# [What you will do]
Your task is to copy the listing exactly. Drop any pictures from the copy.

# [Task inputs]
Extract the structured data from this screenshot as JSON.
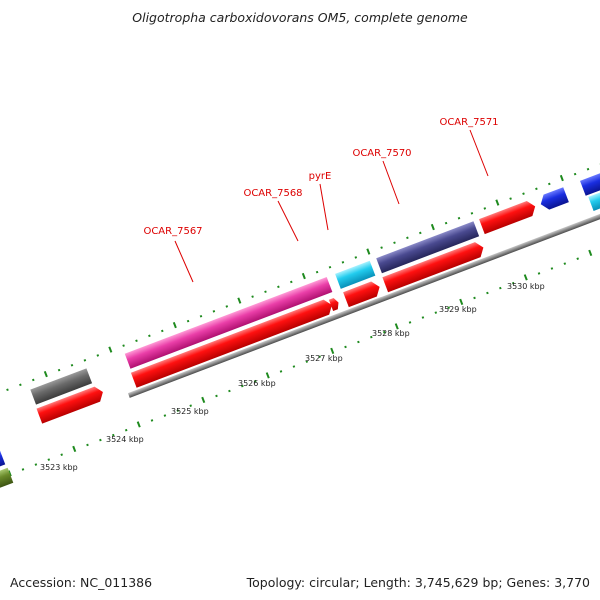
{
  "title": "Oligotropha carboxidovorans OM5, complete genome",
  "footer": {
    "accession": "Accession: NC_011386",
    "stats": "Topology: circular; Length: 3,745,629 bp; Genes: 3,770"
  },
  "colors": {
    "backbone": "#8a8a8a",
    "tick": "#1e8a1e",
    "label_red": "#dd0000",
    "cds_red": "#ee0000",
    "gray_gene": "#666666",
    "magenta_gene": "#e83fa8",
    "cyan_gene": "#22ccee",
    "purple_gene": "#4a4a90",
    "blue_gene": "#1a2ee0",
    "olive_gene": "#6a8a2a"
  },
  "axis": {
    "ticks": [
      "3523 kbp",
      "3524 kbp",
      "3525 kbp",
      "3526 kbp",
      "3527 kbp",
      "3528 kbp",
      "3529 kbp",
      "3530 kbp"
    ]
  },
  "gene_labels": [
    {
      "name": "OCAR_7567",
      "color": "#dd0000"
    },
    {
      "name": "OCAR_7568",
      "color": "#dd0000"
    },
    {
      "name": "pyrE",
      "color": "#dd0000"
    },
    {
      "name": "OCAR_7570",
      "color": "#dd0000"
    },
    {
      "name": "OCAR_7571",
      "color": "#dd0000"
    }
  ]
}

# [Exercise output]
Extract the structured data from this screenshot as JSON.
{
  "title": "Oligotropha carboxidovorans OM5, complete genome",
  "footer": {
    "accession": "Accession: NC_011386",
    "stats": "Topology: circular; Length: 3,745,629 bp; Genes: 3,770"
  },
  "colors": {
    "backbone": "#8a8a8a",
    "tick": "#1e8a1e",
    "label_red": "#dd0000",
    "cds_red": "#ee0000",
    "gray_gene": "#666666",
    "magenta_gene": "#e83fa8",
    "cyan_gene": "#22ccee",
    "purple_gene": "#4a4a90",
    "blue_gene": "#1a2ee0",
    "olive_gene": "#6a8a2a"
  },
  "axis": {
    "ticks": [
      "3523 kbp",
      "3524 kbp",
      "3525 kbp",
      "3526 kbp",
      "3527 kbp",
      "3528 kbp",
      "3529 kbp",
      "3530 kbp"
    ]
  },
  "gene_labels": [
    {
      "name": "OCAR_7567",
      "color": "#dd0000"
    },
    {
      "name": "OCAR_7568",
      "color": "#dd0000"
    },
    {
      "name": "pyrE",
      "color": "#dd0000"
    },
    {
      "name": "OCAR_7570",
      "color": "#dd0000"
    },
    {
      "name": "OCAR_7571",
      "color": "#dd0000"
    }
  ]
}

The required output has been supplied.